- [Task directions] Copy out each line in the material below that has the word "text".

- [Provided material]
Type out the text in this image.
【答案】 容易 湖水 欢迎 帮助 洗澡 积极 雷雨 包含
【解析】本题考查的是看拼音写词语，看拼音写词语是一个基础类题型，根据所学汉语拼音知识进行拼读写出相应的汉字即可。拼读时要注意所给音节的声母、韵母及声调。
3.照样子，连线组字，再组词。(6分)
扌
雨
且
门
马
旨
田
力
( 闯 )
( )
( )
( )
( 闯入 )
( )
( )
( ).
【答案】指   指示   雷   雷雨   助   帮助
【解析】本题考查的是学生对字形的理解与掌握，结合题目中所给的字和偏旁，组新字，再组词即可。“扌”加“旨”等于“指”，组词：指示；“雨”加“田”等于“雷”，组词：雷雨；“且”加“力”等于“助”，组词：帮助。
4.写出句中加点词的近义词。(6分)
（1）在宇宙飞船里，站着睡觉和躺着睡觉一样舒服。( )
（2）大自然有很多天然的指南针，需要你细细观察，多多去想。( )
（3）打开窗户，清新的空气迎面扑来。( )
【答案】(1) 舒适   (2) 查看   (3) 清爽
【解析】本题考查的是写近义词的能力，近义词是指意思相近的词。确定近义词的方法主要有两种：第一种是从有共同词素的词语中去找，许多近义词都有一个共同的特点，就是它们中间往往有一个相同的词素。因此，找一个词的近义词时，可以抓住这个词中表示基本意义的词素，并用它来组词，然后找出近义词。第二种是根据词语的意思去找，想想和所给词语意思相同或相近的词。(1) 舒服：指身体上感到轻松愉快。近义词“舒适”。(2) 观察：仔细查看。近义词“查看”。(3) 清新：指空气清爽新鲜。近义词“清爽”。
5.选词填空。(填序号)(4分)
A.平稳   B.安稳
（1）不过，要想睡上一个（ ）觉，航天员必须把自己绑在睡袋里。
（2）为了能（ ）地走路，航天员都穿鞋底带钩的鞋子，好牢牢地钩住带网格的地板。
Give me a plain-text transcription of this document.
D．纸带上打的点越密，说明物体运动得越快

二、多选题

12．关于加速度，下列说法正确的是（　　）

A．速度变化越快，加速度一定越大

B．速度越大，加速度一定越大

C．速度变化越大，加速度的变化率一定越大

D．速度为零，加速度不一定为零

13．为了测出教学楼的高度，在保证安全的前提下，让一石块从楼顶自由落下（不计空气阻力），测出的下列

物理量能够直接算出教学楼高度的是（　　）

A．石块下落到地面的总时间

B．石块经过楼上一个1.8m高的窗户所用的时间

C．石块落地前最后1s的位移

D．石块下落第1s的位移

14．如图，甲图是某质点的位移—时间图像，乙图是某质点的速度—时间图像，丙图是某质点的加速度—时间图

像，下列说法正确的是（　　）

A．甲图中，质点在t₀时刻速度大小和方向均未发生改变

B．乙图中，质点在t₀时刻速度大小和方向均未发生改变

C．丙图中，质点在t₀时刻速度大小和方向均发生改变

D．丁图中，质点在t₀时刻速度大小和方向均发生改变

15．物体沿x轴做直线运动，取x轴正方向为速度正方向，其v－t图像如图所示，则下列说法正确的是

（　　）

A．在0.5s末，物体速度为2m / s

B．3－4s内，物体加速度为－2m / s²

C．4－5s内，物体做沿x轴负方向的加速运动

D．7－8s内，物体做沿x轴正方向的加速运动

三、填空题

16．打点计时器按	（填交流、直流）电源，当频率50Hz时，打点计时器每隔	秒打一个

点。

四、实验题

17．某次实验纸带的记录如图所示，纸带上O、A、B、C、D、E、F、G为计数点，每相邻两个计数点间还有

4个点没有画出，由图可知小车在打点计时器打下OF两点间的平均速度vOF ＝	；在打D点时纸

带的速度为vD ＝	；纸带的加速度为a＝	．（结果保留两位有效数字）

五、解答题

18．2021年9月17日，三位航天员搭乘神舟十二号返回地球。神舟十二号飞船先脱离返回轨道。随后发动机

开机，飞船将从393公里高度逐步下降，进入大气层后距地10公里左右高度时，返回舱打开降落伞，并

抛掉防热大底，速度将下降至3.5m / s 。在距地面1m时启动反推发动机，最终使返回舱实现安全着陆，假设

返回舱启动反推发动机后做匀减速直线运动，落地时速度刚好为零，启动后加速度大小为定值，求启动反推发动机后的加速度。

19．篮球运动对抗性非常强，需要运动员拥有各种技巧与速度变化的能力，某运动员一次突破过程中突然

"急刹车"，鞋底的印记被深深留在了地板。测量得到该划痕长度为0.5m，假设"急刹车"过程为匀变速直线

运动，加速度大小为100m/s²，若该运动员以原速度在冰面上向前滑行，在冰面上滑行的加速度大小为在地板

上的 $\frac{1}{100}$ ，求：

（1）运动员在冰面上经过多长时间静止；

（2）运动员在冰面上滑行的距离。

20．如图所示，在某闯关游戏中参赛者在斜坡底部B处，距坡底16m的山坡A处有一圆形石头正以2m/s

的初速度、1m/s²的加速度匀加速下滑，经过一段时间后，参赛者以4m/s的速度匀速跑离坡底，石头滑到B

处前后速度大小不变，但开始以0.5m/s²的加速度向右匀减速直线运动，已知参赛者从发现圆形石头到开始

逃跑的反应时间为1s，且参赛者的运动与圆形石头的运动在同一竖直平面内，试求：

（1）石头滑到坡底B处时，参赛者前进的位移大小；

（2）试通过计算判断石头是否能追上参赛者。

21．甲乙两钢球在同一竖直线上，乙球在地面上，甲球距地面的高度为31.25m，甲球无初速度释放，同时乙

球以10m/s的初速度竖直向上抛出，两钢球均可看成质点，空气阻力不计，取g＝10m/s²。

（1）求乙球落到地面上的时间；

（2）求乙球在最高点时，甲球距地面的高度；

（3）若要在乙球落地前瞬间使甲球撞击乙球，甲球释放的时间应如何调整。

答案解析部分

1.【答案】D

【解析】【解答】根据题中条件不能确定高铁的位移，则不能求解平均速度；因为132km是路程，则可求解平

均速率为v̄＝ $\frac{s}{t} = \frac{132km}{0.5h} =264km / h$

- [Written answer]
Type out the text in this image.
Give me a plain-text transcription of this document.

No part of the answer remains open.